--- TASK TO CARRY OUT ---
Write out all of the entries exactly as given.

(begin)

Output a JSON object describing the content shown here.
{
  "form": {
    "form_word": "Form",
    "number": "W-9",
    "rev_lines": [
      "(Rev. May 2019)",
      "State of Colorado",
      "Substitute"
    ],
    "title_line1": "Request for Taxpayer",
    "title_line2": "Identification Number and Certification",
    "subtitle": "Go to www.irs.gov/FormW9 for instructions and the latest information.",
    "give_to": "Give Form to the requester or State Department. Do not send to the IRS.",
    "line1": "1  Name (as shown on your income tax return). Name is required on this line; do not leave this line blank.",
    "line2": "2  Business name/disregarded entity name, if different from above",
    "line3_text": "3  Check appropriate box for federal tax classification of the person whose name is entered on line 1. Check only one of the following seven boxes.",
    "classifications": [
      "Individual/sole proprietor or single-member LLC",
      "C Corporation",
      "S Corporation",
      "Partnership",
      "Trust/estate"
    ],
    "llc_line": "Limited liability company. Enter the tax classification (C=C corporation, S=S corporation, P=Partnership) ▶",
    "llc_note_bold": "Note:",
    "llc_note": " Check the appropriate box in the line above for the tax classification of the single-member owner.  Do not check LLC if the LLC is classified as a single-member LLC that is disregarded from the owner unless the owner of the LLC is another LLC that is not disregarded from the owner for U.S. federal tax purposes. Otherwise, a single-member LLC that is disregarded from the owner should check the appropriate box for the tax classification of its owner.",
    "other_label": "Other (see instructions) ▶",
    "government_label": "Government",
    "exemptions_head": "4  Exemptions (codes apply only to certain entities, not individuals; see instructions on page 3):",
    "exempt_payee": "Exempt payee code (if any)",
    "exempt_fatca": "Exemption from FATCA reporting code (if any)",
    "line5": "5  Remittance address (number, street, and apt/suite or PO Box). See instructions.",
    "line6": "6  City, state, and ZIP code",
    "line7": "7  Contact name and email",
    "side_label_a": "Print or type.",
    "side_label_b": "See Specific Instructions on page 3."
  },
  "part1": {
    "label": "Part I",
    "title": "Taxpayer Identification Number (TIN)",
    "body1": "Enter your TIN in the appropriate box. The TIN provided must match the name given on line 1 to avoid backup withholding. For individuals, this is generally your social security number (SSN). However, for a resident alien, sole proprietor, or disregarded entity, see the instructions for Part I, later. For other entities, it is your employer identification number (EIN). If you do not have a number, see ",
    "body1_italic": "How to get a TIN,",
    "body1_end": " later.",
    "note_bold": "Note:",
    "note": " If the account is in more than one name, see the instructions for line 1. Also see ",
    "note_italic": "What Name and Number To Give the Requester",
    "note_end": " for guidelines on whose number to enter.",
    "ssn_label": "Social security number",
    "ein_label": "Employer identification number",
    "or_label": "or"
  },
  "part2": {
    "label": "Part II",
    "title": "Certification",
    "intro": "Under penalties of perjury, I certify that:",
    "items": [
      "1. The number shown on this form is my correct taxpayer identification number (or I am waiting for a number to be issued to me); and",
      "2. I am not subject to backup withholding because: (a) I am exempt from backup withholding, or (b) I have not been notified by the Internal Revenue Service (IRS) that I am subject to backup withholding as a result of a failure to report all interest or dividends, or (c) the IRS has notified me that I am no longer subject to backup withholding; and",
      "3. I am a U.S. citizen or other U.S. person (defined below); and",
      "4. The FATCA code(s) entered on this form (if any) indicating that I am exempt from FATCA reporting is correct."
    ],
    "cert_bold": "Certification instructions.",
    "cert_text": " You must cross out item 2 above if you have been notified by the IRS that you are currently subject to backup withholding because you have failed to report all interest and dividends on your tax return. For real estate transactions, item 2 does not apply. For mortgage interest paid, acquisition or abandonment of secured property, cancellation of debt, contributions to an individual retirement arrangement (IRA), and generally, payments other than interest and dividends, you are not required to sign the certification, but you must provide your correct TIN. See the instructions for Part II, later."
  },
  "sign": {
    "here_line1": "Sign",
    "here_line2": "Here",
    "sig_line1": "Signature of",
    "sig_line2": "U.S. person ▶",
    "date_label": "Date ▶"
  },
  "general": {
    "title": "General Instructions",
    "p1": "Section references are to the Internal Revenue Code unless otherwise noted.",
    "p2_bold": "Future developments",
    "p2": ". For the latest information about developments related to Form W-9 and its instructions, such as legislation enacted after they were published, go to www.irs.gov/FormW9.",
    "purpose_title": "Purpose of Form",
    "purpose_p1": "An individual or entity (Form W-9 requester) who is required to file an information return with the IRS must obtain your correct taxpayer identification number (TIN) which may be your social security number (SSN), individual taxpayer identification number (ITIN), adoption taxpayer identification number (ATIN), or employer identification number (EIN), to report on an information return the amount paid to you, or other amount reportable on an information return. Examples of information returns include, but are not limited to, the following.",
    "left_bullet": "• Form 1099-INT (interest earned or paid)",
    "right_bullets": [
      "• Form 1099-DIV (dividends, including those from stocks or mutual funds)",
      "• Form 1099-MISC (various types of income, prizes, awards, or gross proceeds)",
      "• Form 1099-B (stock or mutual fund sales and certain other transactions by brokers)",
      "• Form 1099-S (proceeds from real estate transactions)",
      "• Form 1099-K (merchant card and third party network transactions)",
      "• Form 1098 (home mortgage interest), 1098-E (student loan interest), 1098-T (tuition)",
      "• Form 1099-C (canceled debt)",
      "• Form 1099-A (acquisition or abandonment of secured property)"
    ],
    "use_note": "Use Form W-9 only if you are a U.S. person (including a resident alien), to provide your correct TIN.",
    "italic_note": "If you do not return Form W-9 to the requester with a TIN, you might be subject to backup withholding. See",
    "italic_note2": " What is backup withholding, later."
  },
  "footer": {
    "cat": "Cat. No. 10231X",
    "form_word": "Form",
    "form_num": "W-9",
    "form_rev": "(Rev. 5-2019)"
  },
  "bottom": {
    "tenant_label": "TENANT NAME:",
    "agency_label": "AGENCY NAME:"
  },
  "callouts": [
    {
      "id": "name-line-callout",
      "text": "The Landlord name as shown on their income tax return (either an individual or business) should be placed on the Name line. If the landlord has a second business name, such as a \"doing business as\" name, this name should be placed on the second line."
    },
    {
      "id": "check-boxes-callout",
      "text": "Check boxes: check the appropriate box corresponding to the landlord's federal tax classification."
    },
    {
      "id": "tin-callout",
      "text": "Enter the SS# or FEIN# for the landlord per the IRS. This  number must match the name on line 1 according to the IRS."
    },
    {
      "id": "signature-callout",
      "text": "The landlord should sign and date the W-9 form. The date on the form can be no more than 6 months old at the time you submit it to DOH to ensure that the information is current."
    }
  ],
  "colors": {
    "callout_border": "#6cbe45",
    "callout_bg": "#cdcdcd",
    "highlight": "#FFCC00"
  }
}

(end)

--- EXERCISE SOLUTION ---
Output a JSON object describing the content shown here.
{
  "form": {
    "form_word": "Form",
    "number": "W-9",
    "rev_lines": [
      "(Rev. May 2019)",
      "State of Colorado",
      "Substitute"
    ],
    "title_line1": "Request for Taxpayer",
    "title_line2": "Identification Number and Certification",
    "subtitle": "Go to www.irs.gov/FormW9 for instructions and the latest information.",
    "give_to": "Give Form to the requester or State Department. Do not send to the IRS.",
    "line1": "1  Name (as shown on your income tax return). Name is required on this line; do not leave this line blank.",
    "line2": "2  Business name/disregarded entity name, if different from above",
    "line3_text": "3  Check appropriate box for federal tax classification of the person whose name is entered on line 1. Check only one of the following seven boxes.",
    "classifications": [
      "Individual/sole proprietor or single-member LLC",
      "C Corporation",
      "S Corporation",
      "Partnership",
      "Trust/estate"
    ],
    "llc_line": "Limited liability company. Enter the tax classification (C=C corporation, S=S corporation, P=Partnership) ▶",
    "llc_note_bold": "Note:",
    "llc_note": " Check the appropriate box in the line above for the tax classification of the single-member owner.  Do not check LLC if the LLC is classified as a single-member LLC that is disregarded from the owner unless the owner of the LLC is another LLC that is not disregarded from the owner for U.S. federal tax purposes. Otherwise, a single-member LLC that is disregarded from the owner should check the appropriate box for the tax classification of its owner.",
    "other_label": "Other (see instructions) ▶",
    "government_label": "Government",
    "exemptions_head": "4  Exemptions (codes apply only to certain entities, not individuals; see instructions on page 3):",
    "exempt_payee": "Exempt payee code (if any)",
    "exempt_fatca": "Exemption from FATCA reporting code (if any)",
    "line5": "5  Remittance address (number, street, and apt/suite or PO Box). See instructions.",
    "line6": "6  City, state, and ZIP code",
    "line7": "7  Contact name and email",
    "side_label_a": "Print or type.",
    "side_label_b": "See Specific Instructions on page 3."
  },
  "part1": {
    "label": "Part I",
    "title": "Taxpayer Identification Number (TIN)",
    "body1": "Enter your TIN in the appropriate box. The TIN provided must match the name given on line 1 to avoid backup withholding. For individuals, this is generally your social security number (SSN). However, for a resident alien, sole proprietor, or disregarded entity, see the instructions for Part I, later. For other entities, it is your employer identification number (EIN). If you do not have a number, see ",
    "body1_italic": "How to get a TIN,",
    "body1_end": " later.",
    "note_bold": "Note:",
    "note": " If the account is in more than one name, see the instructions for line 1. Also see ",
    "note_italic": "What Name and Number To Give the Requester",
    "note_end": " for guidelines on whose number to enter.",
    "ssn_label": "Social security number",
    "ein_label": "Employer identification number",
    "or_label": "or"
  },
  "part2": {
    "label": "Part II",
    "title": "Certification",
    "intro": "Under penalties of perjury, I certify that:",
    "items": [
      "1. The number shown on this form is my correct taxpayer identification number (or I am waiting for a number to be issued to me); and",
      "2. I am not subject to backup withholding because: (a) I am exempt from backup withholding, or (b) I have not been notified by the Internal Revenue Service (IRS) that I am subject to backup withholding as a result of a failure to report all interest or dividends, or (c) the IRS has notified me that I am no longer subject to backup withholding; and",
      "3. I am a U.S. citizen or other U.S. person (defined below); and",
      "4. The FATCA code(s) entered on this form (if any) indicating that I am exempt from FATCA reporting is correct."
    ],
    "cert_bold": "Certification instructions.",
    "cert_text": " You must cross out item 2 above if you have been notified by the IRS that you are currently subject to backup withholding because you have failed to report all interest and dividends on your tax return. For real estate transactions, item 2 does not apply. For mortgage interest paid, acquisition or abandonment of secured property, cancellation of debt, contributions to an individual retirement arrangement (IRA), and generally, payments other than interest and dividends, you are not required to sign the certification, but you must provide your correct TIN. See the instructions for Part II, later."
  },
  "sign": {
    "here_line1": "Sign",
    "here_line2": "Here",
    "sig_line1": "Signature of",
    "sig_line2": "U.S. person ▶",
    "date_label": "Date ▶"
  },
  "general": {
    "title": "General Instructions",
    "p1": "Section references are to the Internal Revenue Code unless otherwise noted.",
    "p2_bold": "Future developments",
    "p2": ". For the latest information about developments related to Form W-9 and its instructions, such as legislation enacted after they were published, go to www.irs.gov/FormW9.",
    "purpose_title": "Purpose of Form",
    "purpose_p1": "An individual or entity (Form W-9 requester) who is required to file an information return with the IRS must obtain your correct taxpayer identification number (TIN) which may be your social security number (SSN), individual taxpayer identification number (ITIN), adoption taxpayer identification number (ATIN), or employer identification number (EIN), to report on an information return the amount paid to you, or other amount reportable on an information return. Examples of information returns include, but are not limited to, the following.",
    "left_bullet": "• Form 1099-INT (interest earned or paid)",
    "right_bullets": [
      "• Form 1099-DIV (dividends, including those from stocks or mutual funds)",
      "• Form 1099-MISC (various types of income, prizes, awards, or gross proceeds)",
      "• Form 1099-B (stock or mutual fund sales and certain other transactions by brokers)",
      "• Form 1099-S (proceeds from real estate transactions)",
      "• Form 1099-K (merchant card and third party network transactions)",
      "• Form 1098 (home mortgage interest), 1098-E (student loan interest), 1098-T (tuition)",
      "• Form 1099-C (canceled debt)",
      "• Form 1099-A (acquisition or abandonment of secured property)"
    ],
    "use_note": "Use Form W-9 only if you are a U.S. person (including a resident alien), to provide your correct TIN.",
    "italic_note": "If you do not return Form W-9 to the requester with a TIN, you might be subject to backup withholding. See",
    "italic_note2": " What is backup withholding, later."
  },
  "footer": {
    "cat": "Cat. No. 10231X",
    "form_word": "Form",
    "form_num": "W-9",
    "form_rev": "(Rev. 5-2019)"
  },
  "bottom": {
    "tenant_label": "TENANT NAME:",
    "agency_label": "AGENCY NAME:"
  },
  "callouts": [
    {
      "id": "name-line-callout",
      "text": "The Landlord name as shown on their income tax return (either an individual or business) should be placed on the Name line. If the landlord has a second business name, such as a \"doing business as\" name, this name should be placed on the second line."
    },
    {
      "id": "check-boxes-callout",
      "text": "Check boxes: check the appropriate box corresponding to the landlord's federal tax classification."
    },
    {
      "id": "tin-callout",
      "text": "Enter the SS# or FEIN# for the landlord per the IRS. This  number must match the name on line 1 according to the IRS."
    },
    {
      "id": "signature-callout",
      "text": "The landlord should sign and date the W-9 form. The date on the form can be no more than 6 months old at the time you submit it to DOH to ensure that the information is current."
    }
  ],
  "colors": {
    "callout_border": "#6cbe45",
    "callout_bg": "#cdcdcd",
    "highlight": "#FFCC00"
  }
}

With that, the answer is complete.